What the task requires:
Pick out the lines below with "Excellent" and list them.
[START]
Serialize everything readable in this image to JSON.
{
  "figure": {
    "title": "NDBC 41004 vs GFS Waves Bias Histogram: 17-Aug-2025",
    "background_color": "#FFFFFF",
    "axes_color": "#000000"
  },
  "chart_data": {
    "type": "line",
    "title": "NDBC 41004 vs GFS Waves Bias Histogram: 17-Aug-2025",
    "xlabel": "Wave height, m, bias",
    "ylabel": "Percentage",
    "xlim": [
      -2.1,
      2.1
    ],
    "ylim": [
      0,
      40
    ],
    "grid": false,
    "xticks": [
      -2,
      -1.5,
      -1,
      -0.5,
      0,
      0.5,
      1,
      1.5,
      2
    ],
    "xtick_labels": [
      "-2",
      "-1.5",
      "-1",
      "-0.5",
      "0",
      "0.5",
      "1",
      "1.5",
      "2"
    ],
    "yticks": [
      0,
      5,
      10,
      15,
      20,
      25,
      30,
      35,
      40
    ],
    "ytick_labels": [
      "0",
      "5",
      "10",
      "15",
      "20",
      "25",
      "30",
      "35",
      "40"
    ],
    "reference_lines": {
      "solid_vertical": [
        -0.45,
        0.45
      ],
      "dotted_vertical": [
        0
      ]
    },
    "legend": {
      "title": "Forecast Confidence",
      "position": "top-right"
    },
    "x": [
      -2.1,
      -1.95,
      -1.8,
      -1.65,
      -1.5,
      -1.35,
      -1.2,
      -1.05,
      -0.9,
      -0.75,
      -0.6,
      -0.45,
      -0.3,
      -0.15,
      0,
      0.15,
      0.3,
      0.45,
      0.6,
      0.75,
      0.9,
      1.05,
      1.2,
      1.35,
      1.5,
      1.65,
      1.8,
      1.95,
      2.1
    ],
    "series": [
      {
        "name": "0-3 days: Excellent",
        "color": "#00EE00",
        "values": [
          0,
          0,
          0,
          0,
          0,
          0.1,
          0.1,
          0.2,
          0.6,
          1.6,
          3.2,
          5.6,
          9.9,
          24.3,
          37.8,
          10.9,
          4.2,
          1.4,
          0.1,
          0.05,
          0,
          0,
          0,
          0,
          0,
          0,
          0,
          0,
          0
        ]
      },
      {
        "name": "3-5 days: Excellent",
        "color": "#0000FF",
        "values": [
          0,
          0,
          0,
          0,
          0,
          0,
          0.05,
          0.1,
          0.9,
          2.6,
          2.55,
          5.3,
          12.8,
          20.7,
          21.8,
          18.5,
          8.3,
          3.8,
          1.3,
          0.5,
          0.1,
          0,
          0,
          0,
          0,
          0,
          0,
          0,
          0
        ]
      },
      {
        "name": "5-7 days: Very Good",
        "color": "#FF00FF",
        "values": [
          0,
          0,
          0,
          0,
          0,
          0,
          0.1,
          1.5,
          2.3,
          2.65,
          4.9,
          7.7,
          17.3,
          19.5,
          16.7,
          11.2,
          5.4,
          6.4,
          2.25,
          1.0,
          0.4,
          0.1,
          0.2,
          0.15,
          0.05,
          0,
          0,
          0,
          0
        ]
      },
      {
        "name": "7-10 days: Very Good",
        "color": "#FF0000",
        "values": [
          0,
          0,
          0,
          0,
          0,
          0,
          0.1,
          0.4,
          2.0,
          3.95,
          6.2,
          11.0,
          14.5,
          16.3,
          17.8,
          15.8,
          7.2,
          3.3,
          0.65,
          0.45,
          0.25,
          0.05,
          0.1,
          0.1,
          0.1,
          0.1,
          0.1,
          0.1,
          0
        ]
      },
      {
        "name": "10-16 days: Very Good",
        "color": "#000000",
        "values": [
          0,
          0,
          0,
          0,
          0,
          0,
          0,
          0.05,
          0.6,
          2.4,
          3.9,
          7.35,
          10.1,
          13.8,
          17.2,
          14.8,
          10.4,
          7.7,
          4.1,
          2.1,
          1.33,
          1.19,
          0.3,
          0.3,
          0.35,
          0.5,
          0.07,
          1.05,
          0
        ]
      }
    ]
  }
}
[END]
Result:
        "name": "0-3 days: Excellent",
        "name": "3-5 days: Excellent",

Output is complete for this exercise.